EXERCISE
Work out the number of lines containing "content". Answer with nothing but that number.

================

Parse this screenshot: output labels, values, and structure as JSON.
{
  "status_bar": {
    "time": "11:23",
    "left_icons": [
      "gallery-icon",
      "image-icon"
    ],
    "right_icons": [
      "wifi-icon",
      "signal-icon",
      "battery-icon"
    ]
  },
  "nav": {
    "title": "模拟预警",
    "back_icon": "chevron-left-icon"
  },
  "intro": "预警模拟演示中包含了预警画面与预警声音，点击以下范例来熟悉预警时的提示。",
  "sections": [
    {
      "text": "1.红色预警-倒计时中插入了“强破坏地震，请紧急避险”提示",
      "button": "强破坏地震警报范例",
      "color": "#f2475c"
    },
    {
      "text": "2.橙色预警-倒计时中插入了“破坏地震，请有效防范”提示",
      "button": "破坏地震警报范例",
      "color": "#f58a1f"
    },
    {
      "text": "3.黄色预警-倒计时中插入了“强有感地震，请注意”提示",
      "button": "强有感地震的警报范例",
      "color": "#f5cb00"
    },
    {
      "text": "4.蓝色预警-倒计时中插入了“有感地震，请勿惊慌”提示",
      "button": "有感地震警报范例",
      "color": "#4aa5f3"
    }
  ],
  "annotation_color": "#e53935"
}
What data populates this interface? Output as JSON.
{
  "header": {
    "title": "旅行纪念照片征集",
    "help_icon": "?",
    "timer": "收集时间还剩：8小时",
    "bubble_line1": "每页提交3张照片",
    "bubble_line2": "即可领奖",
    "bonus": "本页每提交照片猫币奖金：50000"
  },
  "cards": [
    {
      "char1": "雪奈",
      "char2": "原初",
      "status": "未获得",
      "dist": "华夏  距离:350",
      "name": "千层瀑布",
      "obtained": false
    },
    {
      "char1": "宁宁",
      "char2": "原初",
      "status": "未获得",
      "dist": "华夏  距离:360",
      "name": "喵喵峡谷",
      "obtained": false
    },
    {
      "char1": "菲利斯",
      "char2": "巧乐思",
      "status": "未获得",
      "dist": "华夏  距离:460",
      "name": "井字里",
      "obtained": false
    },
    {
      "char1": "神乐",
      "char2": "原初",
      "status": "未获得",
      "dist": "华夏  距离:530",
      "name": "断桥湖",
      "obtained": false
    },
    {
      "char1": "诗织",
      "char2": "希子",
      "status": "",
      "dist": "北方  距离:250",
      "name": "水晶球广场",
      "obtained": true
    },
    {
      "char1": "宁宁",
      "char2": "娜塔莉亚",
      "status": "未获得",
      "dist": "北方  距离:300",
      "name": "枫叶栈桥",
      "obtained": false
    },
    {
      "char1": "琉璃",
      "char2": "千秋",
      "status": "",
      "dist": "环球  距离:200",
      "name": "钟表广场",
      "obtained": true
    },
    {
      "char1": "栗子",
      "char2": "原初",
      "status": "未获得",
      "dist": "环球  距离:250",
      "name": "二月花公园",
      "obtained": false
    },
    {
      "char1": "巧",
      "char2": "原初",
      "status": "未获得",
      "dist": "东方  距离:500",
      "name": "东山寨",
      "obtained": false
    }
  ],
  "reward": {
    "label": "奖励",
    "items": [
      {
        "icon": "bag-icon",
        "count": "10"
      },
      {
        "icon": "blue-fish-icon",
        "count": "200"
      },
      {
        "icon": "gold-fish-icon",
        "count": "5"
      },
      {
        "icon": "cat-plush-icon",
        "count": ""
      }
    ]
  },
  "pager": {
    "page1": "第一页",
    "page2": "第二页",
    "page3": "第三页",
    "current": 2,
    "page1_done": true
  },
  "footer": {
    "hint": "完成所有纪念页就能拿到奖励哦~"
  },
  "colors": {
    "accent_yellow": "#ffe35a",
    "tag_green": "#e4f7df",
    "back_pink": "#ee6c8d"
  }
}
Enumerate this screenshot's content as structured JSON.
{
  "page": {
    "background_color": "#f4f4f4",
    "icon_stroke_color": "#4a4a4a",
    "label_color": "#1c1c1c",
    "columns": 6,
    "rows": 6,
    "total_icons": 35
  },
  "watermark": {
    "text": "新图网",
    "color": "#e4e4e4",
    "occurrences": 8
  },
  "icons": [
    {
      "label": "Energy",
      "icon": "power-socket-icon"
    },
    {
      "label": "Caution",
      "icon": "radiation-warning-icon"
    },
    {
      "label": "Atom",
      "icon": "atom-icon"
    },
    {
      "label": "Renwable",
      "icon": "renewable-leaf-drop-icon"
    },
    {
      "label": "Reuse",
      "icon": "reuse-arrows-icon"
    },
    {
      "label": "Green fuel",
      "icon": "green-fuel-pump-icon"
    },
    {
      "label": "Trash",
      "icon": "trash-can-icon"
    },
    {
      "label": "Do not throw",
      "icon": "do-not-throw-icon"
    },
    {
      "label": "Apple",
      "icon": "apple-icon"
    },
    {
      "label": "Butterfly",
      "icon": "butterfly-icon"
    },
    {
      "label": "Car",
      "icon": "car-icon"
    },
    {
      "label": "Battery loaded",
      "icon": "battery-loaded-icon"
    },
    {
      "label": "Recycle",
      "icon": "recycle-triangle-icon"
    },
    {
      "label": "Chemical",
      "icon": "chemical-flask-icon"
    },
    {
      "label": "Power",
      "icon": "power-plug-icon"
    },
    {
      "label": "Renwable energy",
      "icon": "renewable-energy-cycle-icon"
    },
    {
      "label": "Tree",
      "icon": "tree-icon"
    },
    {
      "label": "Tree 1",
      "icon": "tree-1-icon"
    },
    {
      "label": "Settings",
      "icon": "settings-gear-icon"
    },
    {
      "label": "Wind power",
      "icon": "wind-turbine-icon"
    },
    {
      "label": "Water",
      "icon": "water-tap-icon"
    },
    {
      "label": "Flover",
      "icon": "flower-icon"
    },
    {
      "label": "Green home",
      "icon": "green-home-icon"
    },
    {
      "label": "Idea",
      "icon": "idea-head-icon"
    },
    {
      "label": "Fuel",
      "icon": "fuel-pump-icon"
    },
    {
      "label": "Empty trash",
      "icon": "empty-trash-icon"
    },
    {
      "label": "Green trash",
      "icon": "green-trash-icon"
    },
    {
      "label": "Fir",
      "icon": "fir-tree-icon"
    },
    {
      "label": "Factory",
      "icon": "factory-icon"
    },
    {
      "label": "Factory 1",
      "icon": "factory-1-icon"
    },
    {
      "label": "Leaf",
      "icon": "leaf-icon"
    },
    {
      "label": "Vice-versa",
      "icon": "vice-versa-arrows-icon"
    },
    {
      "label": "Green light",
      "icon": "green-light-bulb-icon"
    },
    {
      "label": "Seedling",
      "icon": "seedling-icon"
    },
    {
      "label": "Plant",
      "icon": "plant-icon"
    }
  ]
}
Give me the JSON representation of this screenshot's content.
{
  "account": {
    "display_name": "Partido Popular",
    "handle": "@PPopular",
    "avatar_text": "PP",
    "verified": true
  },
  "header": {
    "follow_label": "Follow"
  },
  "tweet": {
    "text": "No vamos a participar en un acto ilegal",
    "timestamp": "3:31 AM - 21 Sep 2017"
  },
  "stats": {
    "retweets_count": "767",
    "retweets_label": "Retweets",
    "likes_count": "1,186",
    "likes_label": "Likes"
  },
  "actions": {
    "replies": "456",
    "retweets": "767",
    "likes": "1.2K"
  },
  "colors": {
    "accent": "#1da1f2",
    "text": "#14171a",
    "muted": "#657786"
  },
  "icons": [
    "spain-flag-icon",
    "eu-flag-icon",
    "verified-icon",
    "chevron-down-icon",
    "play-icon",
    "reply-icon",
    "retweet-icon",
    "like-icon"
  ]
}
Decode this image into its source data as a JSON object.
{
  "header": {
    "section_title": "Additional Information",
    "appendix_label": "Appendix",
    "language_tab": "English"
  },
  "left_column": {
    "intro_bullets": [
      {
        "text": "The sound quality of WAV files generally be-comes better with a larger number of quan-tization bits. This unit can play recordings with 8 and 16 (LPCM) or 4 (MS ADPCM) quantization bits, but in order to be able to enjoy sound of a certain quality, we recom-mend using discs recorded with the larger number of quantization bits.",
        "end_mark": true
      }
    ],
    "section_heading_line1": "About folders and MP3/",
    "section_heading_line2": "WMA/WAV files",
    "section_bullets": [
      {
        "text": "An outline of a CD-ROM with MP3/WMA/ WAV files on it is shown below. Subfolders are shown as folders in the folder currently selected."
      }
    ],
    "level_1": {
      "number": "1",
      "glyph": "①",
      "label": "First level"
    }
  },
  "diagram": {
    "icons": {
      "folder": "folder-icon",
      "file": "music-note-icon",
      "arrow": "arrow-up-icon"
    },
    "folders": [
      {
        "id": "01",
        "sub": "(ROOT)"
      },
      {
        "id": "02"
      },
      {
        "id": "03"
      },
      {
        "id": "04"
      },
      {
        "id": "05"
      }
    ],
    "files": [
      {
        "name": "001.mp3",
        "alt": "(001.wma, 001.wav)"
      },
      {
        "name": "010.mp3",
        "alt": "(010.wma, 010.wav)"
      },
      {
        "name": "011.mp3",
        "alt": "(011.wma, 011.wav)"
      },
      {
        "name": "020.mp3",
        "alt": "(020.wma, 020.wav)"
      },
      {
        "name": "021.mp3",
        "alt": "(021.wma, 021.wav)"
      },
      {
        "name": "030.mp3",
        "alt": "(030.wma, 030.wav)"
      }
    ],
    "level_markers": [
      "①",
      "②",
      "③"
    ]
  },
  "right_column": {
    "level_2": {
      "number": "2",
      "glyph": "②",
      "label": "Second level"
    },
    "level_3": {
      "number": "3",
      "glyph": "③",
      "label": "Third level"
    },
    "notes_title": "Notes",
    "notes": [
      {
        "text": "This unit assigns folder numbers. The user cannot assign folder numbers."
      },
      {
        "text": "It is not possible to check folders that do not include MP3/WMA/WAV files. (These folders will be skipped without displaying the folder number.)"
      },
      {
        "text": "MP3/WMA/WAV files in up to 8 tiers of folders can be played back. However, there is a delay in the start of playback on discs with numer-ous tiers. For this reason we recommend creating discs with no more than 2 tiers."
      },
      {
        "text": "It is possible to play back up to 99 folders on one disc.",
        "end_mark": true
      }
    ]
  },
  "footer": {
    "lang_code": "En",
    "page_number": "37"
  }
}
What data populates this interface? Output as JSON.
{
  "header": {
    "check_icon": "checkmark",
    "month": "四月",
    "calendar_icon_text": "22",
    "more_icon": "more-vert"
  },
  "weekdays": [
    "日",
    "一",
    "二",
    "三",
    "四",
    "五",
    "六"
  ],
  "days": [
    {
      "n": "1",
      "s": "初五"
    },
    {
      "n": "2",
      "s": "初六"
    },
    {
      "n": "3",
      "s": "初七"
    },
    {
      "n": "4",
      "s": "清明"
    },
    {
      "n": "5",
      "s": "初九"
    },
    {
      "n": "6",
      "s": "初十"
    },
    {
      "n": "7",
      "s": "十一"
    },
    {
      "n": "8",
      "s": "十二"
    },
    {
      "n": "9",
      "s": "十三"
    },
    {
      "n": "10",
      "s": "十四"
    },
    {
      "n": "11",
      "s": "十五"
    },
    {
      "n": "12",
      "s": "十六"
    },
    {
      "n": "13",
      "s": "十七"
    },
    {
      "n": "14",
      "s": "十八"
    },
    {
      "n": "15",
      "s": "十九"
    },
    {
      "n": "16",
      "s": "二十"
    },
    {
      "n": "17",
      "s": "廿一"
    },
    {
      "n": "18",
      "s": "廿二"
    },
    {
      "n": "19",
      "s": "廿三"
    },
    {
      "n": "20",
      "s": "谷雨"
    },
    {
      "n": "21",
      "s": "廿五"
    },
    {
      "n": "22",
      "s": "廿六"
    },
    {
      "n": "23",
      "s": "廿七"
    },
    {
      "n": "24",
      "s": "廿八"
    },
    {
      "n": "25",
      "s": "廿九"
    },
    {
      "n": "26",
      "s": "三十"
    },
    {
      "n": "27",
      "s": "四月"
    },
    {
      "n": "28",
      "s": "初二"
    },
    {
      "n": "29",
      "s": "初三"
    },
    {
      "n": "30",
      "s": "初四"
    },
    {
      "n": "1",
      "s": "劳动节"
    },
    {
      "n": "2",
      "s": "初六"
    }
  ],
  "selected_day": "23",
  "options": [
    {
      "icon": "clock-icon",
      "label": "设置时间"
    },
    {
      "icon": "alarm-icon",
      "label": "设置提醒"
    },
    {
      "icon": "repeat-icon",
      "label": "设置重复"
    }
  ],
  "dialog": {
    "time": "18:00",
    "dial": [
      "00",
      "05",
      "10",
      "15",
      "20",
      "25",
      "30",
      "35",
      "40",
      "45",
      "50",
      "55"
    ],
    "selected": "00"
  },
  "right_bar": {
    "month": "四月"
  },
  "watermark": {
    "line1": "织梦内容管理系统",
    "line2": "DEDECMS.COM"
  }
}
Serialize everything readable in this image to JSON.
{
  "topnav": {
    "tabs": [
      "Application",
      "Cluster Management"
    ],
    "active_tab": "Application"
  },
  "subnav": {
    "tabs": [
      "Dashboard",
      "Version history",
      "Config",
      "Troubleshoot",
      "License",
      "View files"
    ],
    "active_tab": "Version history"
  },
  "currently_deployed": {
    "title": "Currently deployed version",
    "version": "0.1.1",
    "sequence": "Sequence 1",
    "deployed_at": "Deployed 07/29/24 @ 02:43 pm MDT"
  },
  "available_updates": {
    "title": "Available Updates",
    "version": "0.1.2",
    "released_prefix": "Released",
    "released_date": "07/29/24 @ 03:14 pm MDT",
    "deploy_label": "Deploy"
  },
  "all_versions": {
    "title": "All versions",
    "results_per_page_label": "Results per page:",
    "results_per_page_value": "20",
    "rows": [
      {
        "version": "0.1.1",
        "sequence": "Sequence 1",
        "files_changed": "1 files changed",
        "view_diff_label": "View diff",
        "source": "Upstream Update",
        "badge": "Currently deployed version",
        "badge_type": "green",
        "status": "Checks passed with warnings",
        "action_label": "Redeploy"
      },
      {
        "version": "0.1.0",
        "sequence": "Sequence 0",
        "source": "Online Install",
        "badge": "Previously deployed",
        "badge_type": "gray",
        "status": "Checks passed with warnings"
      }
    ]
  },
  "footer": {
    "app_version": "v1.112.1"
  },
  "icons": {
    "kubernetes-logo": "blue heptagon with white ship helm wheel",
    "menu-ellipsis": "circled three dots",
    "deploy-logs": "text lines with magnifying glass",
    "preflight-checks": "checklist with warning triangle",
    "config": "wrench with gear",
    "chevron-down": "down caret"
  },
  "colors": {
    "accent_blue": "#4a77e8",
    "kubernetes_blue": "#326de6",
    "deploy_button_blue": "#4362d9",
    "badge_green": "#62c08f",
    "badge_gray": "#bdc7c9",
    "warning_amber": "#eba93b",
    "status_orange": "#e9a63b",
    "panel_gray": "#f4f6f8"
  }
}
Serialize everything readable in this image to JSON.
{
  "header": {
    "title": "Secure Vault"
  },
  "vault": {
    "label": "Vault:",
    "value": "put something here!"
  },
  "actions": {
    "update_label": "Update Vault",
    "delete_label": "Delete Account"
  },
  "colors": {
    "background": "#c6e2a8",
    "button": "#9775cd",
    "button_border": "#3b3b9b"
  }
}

================

EXPECTED OUTPUT
2